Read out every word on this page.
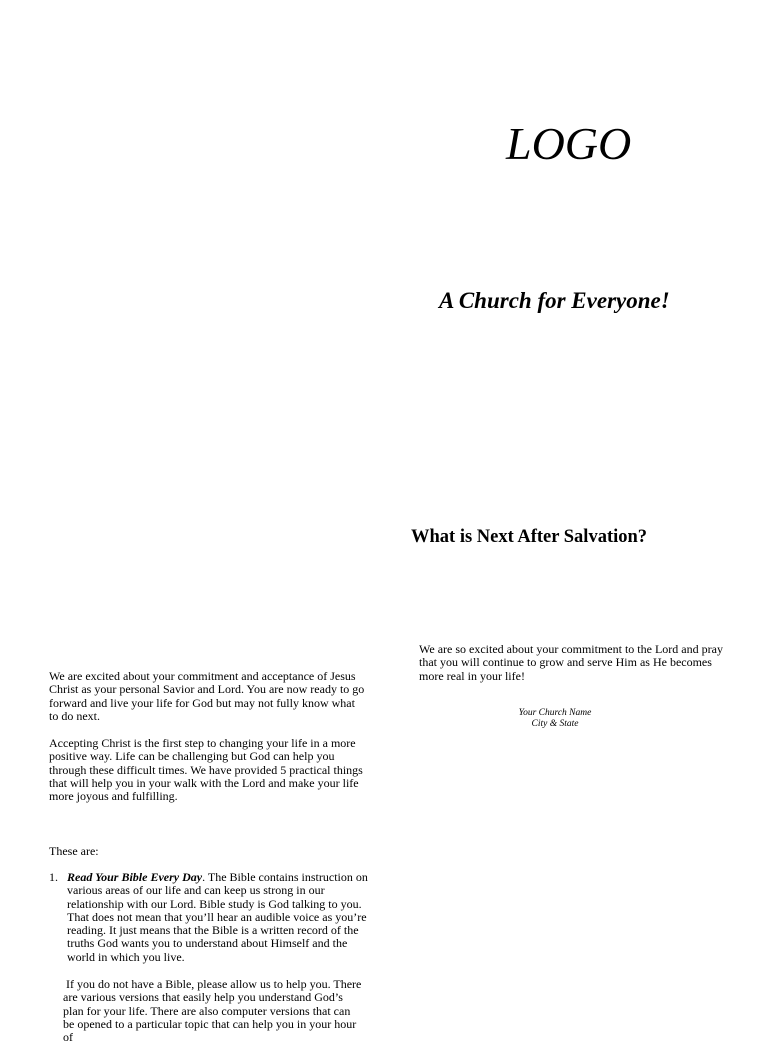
LOGO
A Church for Everyone!
What is Next After Salvation?
We are so excited about your commitment to the Lord and pray that you will continue to grow and serve Him as He becomes more real in your life!
Your Church Name
City & State
We are excited about your commitment and acceptance of Jesus Christ as your personal Savior and Lord. You are now ready to go forward and live your life for God but may not fully know what to do next.
Accepting Christ is the first step to changing your life in a more positive way. Life can be challenging but God can help you through these difficult times. We have provided 5 practical things that will help you in your walk with the Lord and make your life more joyous and fulfilling.
These are:
1. Read Your Bible Every Day. The Bible contains instruction on various areas of our life and can keep us strong in our relationship with our Lord. Bible study is God talking to you. That does not mean that you’ll hear an audible voice as you’re reading. It just means that the Bible is a written record of the truths God wants you to understand about Himself and the world in which you live.
If you do not have a Bible, please allow us to help you. There are various versions that easily help you understand God’s plan for your life. There are also computer versions that can be opened to a particular topic that can help you in your hour of
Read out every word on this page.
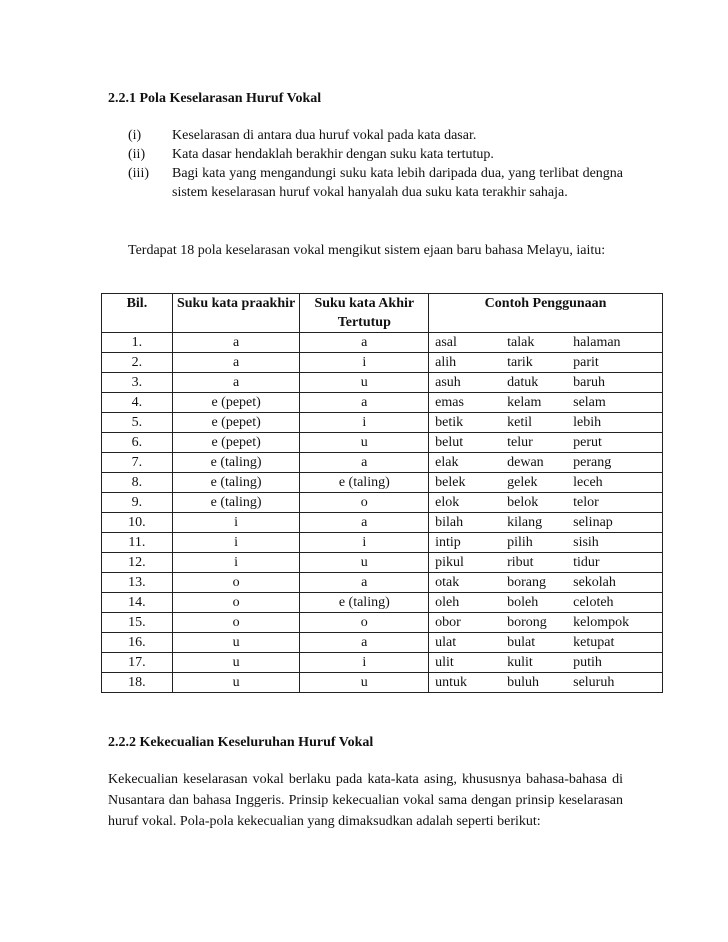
2.2.1 Pola Keselarasan Huruf Vokal
(i)	Keselarasan di antara dua huruf vokal pada kata dasar.
(ii)	Kata dasar hendaklah berakhir dengan suku kata tertutup.
(iii)	Bagi kata yang mengandungi suku kata lebih daripada dua, yang terlibat dengna sistem keselarasan huruf vokal hanyalah dua suku kata terakhir sahaja.
Terdapat 18 pola keselarasan vokal mengikut sistem ejaan baru bahasa Melayu, iaitu:
Bil.	Suku kata praakhir	Suku kata Akhir Tertutup	Contoh Penggunaan
1.	a	a	asal talak halaman

2.	a	i	alih tarik parit

3.	a	u	asuh datuk baruh

4.	e (pepet)	a	emas kelam selam

5.	e (pepet)	i	betik ketil lebih

6.	e (pepet)	u	belut telur perut

7.	e (taling)	a	elak dewan perang

8.	e (taling)	e (taling)	belek gelek leceh

9.	e (taling)	o	elok belok telor

10.	i	a	bilah kilang selinap

11.	i	i	intip pilih sisih

12.	i	u	pikul ribut tidur

13.	o	a	otak borang sekolah

14.	o	e (taling)	oleh boleh celoteh

15.	o	o	obor borong kelompok

16.	u	a	ulat bulat ketupat

17.	u	i	ulit kulit putih

18.	u	u	untuk buluh seluruh
2.2.2 Kekecualian Keseluruhan Huruf Vokal
Kekecualian keselarasan vokal berlaku pada kata-kata asing, khususnya bahasa-bahasa di Nusantara dan bahasa Inggeris. Prinsip kekecualian vokal sama dengan prinsip keselarasan huruf vokal. Pola-pola kekecualian yang dimaksudkan adalah seperti berikut:
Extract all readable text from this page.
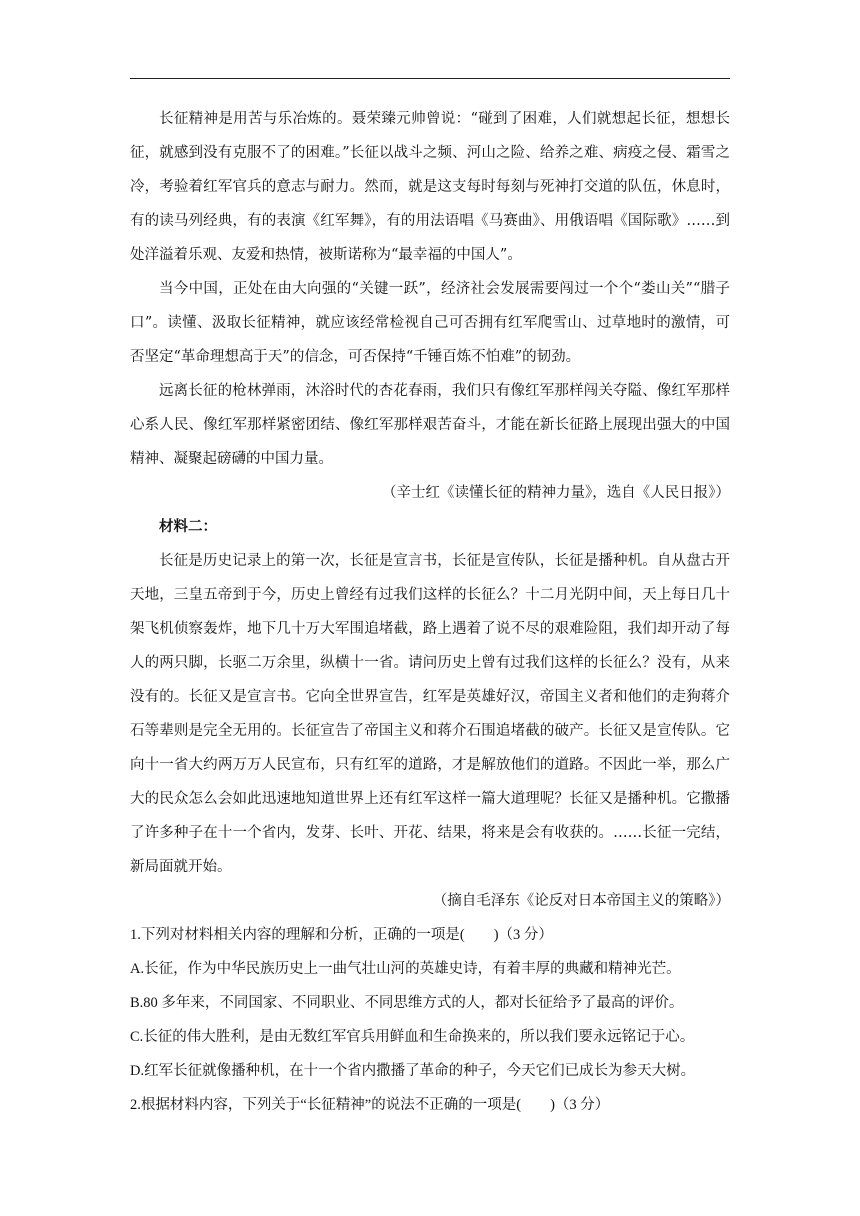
长征精神是用苦与乐冶炼的。聂荣臻元帅曾说：“碰到了困难，人们就想起长征，想想长征，就感到没有克服不了的困难。”长征以战斗之频、河山之险、给养之难、病疫之侵、霜雪之冷，考验着红军官兵的意志与耐力。然而，就是这支每时每刻与死神打交道的队伍，休息时，有的读马列经典，有的表演《红军舞》，有的用法语唱《马赛曲》、用俄语唱《国际歌》……到处洋溢着乐观、友爱和热情，被斯诺称为“最幸福的中国人”。

当今中国，正处在由大向强的“关键一跃”，经济社会发展需要闯过一个个“娄山关”“腊子口”。读懂、汲取长征精神，就应该经常检视自己可否拥有红军爬雪山、过草地时的激情，可否坚定“革命理想高于天”的信念，可否保持“千锤百炼不怕难”的韧劲。

远离长征的枪林弹雨，沐浴时代的杏花春雨，我们只有像红军那样闯关夺隘、像红军那样心系人民、像红军那样紧密团结、像红军那样艰苦奋斗，才能在新长征路上展现出强大的中国精神、凝聚起磅礴的中国力量。

（辛士红《读懂长征的精神力量》，选自《人民日报》）

材料二：

长征是历史记录上的第一次，长征是宣言书，长征是宣传队，长征是播种机。自从盘古开天地，三皇五帝到于今，历史上曾经有过我们这样的长征么？十二月光阴中间，天上每日几十架飞机侦察轰炸，地下几十万大军围追堵截，路上遇着了说不尽的艰难险阻，我们却开动了每人的两只脚，长驱二万余里，纵横十一省。请问历史上曾有过我们这样的长征么？没有，从来没有的。长征又是宣言书。它向全世界宣告，红军是英雄好汉，帝国主义者和他们的走狗蒋介石等辈则是完全无用的。长征宣告了帝国主义和蒋介石围追堵截的破产。长征又是宣传队。它向十一省大约两万万人民宣布，只有红军的道路，才是解放他们的道路。不因此一举，那么广大的民众怎么会如此迅速地知道世界上还有红军这样一篇大道理呢？长征又是播种机。它撒播了许多种子在十一个省内，发芽、长叶、开花、结果，将来是会有收获的。……长征一完结，新局面就开始。

（摘自毛泽东《论反对日本帝国主义的策略》）

1.下列对材料相关内容的理解和分析，正确的一项是(　　)（3 分）

A.长征，作为中华民族历史上一曲气壮山河的英雄史诗，有着丰厚的典藏和精神光芒。

B.80 多年来，不同国家、不同职业、不同思维方式的人，都对长征给予了最高的评价。

C.长征的伟大胜利，是由无数红军官兵用鲜血和生命换来的，所以我们要永远铭记于心。

D.红军长征就像播种机，在十一个省内撒播了革命的种子，今天它们已成长为参天大树。

2.根据材料内容，下列关于“长征精神”的说法不正确的一项是(　　)（3 分）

* **PROBLEM REQUIREMENTS**
Tally how many lines of the data include the word "have". Write the number and nothing else.

* **RESPONSE TO THIS TASK**
2